▶ _Prompt_
Where a line holds "verified", copy it.

▶ _Dataset rows_
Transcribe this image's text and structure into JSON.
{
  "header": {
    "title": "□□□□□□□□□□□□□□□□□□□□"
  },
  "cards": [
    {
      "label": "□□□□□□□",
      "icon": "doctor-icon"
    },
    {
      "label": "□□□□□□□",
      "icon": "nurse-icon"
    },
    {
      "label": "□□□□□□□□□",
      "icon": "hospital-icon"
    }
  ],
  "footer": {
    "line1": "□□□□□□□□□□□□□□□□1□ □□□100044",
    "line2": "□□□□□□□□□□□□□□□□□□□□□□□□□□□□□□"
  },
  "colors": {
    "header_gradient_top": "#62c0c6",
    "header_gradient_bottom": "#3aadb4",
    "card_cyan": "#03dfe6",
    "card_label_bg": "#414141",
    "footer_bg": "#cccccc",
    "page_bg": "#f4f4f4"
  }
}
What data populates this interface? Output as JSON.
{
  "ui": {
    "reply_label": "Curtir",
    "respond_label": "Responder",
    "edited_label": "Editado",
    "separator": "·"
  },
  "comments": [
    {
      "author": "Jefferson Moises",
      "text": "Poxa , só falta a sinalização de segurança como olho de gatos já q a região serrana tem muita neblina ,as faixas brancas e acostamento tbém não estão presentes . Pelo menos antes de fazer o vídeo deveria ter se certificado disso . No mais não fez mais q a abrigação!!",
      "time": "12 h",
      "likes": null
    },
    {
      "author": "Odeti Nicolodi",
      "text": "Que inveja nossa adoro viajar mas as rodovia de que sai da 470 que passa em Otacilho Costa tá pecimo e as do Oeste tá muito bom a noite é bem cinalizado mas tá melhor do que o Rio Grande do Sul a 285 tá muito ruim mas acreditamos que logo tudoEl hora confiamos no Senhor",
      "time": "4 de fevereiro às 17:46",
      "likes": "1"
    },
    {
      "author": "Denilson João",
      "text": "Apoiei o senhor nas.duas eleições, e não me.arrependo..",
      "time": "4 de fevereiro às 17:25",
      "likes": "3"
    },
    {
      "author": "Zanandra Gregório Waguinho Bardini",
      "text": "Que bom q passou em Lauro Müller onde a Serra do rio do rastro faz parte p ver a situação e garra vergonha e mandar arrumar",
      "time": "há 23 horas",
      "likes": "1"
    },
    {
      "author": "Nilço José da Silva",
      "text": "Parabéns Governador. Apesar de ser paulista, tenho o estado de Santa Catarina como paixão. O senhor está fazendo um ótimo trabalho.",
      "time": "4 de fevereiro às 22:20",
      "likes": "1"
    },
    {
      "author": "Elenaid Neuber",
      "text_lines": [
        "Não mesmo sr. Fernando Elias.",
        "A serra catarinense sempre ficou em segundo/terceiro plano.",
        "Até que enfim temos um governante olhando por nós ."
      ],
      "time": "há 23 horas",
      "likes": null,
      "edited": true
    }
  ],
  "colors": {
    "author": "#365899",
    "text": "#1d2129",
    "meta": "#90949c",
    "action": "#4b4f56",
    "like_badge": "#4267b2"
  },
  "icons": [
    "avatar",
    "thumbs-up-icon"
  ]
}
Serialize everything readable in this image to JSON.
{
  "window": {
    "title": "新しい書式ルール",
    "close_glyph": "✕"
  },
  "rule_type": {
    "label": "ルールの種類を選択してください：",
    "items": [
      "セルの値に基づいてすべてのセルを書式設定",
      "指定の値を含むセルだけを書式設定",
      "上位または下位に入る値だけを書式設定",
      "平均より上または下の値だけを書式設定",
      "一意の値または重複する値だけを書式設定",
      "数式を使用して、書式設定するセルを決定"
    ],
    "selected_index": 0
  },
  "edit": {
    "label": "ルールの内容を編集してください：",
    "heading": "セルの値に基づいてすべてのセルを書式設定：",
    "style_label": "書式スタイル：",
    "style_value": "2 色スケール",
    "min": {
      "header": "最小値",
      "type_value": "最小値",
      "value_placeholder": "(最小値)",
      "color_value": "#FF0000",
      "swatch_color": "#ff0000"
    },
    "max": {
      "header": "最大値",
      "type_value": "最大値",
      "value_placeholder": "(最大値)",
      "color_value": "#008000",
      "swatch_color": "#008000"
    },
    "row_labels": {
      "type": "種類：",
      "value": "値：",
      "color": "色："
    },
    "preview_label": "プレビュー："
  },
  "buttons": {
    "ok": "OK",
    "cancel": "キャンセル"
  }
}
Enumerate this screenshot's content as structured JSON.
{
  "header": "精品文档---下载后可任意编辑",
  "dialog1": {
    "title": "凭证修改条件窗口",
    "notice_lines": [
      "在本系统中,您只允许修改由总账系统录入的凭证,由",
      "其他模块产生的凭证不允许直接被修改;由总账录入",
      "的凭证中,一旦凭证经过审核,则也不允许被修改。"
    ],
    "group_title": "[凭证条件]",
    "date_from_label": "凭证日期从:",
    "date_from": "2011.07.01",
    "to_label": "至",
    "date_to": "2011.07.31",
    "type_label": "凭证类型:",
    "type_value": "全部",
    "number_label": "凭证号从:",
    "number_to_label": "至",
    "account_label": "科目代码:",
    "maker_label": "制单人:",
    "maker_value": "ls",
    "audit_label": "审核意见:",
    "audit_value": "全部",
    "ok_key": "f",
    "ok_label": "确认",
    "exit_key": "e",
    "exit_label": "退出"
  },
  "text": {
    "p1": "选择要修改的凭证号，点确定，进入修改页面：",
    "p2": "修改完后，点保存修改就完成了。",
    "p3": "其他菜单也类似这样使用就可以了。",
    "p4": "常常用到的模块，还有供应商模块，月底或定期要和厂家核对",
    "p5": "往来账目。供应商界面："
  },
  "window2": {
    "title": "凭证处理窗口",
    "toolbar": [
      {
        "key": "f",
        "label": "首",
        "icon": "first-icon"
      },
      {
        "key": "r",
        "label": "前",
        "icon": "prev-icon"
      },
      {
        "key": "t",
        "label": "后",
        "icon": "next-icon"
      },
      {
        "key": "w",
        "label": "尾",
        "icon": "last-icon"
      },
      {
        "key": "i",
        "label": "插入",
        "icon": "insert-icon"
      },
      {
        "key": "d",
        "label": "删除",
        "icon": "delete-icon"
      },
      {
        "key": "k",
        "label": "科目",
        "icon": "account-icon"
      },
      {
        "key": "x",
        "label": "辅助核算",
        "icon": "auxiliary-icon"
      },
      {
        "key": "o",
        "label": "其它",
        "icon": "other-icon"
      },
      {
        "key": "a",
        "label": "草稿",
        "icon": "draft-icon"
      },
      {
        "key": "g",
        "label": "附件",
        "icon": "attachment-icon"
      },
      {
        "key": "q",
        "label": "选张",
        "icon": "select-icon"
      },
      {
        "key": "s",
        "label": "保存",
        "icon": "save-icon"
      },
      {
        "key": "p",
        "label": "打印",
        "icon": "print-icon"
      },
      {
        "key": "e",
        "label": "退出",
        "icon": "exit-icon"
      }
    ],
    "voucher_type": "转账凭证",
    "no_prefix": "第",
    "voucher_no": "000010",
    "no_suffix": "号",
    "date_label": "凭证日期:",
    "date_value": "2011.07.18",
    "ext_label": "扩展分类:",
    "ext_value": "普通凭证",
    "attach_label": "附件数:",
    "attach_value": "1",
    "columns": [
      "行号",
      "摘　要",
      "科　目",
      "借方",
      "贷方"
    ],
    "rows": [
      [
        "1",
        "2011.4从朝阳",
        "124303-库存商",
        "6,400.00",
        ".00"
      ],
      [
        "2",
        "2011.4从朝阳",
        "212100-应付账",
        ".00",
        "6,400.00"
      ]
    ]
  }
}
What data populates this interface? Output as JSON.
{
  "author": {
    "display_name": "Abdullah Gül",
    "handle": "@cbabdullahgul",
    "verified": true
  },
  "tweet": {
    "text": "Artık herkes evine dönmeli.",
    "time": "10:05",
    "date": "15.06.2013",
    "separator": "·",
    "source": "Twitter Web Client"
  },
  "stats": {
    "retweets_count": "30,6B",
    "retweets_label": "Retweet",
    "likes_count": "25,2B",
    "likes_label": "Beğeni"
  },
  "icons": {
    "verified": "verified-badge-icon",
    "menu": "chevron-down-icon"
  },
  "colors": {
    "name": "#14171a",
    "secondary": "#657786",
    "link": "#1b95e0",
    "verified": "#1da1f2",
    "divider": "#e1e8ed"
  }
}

▶ _The result_
    "verified": true
    "verified": "verified-badge-icon",
    "verified": "#1da1f2",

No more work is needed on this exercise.